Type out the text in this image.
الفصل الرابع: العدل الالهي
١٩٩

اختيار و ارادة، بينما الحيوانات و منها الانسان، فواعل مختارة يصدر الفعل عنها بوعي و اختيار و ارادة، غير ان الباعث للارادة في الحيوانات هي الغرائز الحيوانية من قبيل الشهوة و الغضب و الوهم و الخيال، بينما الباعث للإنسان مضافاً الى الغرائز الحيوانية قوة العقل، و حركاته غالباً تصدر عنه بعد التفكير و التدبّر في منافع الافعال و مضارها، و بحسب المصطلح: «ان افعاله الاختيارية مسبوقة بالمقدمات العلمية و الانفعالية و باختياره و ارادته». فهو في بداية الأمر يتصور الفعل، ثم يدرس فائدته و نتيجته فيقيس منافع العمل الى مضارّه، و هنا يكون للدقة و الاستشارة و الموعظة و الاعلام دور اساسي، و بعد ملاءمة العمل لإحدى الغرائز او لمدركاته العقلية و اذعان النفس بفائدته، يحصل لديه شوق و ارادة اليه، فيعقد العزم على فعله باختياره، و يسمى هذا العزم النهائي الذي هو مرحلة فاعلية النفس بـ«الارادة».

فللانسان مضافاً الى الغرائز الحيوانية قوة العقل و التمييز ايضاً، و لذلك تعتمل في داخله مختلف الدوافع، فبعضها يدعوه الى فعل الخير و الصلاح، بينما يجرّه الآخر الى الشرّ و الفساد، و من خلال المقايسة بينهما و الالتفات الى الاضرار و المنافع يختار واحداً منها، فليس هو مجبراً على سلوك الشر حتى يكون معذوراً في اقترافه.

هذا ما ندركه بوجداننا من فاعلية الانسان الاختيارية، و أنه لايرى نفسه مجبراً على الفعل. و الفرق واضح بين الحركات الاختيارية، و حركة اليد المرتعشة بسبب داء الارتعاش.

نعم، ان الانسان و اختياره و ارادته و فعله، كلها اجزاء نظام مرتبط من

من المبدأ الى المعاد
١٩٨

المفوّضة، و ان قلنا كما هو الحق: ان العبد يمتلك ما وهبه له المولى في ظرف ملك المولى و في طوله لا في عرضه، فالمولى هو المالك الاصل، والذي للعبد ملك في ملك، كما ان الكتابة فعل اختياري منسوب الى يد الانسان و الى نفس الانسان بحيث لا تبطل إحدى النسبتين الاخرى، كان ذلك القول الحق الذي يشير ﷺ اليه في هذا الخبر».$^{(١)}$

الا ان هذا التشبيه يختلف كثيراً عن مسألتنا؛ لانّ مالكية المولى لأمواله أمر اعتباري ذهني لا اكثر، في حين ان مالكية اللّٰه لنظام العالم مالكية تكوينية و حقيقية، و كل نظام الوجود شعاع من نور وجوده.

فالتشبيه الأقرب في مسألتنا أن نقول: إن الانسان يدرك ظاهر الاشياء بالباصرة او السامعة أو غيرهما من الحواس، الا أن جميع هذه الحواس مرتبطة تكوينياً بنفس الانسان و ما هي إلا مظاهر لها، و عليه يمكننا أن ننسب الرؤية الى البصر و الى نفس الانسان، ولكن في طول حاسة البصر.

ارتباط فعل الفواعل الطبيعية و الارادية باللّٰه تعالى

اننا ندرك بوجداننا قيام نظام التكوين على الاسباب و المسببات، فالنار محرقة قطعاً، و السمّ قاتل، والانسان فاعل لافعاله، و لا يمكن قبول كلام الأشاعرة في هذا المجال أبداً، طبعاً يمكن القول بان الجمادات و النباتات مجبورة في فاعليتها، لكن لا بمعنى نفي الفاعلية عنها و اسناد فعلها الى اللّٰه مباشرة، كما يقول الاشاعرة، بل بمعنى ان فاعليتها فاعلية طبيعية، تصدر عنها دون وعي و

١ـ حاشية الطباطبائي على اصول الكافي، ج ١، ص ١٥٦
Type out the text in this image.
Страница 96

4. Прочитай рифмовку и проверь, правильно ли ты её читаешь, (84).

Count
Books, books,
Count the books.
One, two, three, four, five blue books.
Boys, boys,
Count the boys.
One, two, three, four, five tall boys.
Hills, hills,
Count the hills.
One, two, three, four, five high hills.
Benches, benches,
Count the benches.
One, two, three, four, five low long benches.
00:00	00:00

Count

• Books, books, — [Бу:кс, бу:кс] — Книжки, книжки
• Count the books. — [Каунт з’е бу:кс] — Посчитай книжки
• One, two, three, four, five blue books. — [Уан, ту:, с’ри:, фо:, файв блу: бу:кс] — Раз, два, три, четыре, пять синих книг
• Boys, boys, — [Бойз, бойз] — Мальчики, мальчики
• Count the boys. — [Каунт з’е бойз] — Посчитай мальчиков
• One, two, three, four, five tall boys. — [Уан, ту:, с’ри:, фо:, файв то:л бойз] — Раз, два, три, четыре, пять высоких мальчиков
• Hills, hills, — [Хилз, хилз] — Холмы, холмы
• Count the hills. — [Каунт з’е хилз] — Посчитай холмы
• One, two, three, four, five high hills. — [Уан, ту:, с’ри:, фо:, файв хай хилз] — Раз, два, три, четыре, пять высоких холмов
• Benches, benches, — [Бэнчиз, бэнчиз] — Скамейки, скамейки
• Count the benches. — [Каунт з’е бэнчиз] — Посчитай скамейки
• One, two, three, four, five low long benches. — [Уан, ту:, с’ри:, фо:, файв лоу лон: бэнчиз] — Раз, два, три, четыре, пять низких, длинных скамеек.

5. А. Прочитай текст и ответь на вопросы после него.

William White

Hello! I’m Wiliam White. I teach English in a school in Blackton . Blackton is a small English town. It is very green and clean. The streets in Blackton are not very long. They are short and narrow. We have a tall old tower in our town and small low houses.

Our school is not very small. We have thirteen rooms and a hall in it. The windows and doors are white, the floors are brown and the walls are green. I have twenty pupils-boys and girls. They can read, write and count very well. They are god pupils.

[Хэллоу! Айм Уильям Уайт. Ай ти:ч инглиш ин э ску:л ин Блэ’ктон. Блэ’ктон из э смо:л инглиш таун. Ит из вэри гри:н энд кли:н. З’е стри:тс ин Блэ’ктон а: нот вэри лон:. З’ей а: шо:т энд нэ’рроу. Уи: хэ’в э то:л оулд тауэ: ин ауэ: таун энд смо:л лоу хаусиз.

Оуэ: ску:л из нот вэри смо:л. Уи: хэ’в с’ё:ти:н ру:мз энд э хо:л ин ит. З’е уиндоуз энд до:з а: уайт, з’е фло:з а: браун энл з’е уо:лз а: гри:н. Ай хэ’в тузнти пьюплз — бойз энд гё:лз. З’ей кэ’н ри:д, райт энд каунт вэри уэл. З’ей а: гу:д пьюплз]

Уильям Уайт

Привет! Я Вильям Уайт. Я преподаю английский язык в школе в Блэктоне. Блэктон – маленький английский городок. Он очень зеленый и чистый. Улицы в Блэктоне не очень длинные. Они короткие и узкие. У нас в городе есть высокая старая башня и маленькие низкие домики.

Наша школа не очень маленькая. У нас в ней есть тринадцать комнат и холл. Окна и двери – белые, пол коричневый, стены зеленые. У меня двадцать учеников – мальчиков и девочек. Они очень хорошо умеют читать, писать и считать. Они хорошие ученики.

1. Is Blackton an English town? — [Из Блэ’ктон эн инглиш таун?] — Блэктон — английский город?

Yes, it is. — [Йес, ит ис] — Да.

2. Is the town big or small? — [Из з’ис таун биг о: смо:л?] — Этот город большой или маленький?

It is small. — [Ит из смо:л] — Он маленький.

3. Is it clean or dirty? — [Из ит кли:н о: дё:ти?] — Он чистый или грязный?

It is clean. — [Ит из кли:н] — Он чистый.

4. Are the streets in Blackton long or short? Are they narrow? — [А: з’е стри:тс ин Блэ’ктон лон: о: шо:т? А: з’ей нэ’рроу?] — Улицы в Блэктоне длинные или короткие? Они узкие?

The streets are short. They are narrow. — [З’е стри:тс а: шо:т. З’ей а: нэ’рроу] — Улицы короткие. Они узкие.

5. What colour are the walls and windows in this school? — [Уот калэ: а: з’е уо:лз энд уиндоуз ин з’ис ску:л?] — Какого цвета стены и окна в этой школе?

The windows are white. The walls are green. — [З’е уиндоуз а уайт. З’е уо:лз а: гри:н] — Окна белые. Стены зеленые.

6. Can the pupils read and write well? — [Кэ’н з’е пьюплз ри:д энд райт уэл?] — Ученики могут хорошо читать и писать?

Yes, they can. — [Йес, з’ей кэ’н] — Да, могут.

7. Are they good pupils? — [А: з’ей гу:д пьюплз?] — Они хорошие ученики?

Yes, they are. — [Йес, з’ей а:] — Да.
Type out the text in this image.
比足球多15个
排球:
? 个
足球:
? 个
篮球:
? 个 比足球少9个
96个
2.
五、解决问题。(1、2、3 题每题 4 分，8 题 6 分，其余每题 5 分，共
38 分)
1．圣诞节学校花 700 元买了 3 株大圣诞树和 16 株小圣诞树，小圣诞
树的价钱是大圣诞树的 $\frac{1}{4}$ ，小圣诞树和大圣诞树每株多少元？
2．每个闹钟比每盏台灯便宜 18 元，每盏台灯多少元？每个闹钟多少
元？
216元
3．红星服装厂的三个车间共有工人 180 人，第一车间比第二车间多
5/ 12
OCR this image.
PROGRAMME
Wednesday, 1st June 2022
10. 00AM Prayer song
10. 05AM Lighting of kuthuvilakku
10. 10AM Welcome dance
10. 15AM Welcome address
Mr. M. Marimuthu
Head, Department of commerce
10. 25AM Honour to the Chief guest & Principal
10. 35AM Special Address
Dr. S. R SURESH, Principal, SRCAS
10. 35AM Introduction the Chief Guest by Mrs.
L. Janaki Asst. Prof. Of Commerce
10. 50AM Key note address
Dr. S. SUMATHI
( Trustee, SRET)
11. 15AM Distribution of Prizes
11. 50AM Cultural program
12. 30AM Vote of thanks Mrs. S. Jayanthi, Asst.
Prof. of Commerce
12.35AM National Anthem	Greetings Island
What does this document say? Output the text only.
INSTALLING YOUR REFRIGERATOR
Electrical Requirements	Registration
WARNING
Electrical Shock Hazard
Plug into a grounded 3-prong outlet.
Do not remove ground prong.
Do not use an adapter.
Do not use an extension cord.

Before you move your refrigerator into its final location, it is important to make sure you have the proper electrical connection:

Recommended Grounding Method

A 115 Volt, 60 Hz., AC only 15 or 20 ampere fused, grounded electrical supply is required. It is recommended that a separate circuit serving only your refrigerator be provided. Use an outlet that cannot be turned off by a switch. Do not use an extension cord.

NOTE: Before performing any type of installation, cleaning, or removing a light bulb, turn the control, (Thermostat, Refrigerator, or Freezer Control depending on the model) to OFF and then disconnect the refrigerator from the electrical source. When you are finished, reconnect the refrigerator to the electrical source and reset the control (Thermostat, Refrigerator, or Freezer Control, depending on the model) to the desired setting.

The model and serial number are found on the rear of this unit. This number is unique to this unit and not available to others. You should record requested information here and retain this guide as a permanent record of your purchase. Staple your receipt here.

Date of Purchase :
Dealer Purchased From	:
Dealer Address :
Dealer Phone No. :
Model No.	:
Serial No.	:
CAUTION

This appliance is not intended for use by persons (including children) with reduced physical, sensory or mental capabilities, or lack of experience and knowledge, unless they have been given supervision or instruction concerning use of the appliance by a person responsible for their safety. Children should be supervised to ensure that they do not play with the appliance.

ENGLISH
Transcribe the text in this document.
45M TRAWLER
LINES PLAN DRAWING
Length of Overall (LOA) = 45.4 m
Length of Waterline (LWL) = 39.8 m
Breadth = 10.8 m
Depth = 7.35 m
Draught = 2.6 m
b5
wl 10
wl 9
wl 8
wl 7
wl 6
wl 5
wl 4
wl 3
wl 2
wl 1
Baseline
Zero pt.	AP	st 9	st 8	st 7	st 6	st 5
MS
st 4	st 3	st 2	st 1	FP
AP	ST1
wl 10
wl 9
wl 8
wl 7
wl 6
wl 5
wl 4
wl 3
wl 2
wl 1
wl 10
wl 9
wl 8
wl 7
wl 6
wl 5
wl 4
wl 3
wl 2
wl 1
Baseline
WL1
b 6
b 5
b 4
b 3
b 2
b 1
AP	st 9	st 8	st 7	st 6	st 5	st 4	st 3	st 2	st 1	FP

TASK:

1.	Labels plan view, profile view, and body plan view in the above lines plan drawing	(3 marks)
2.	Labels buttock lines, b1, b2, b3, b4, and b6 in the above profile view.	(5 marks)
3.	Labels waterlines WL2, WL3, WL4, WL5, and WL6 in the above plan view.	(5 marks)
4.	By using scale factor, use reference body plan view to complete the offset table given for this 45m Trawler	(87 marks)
::::::::::
[STATED PROBLEM]
Work through the records above line by line and count those that hold the string "books". Give only the result.

[RIGHT ANSWER]
6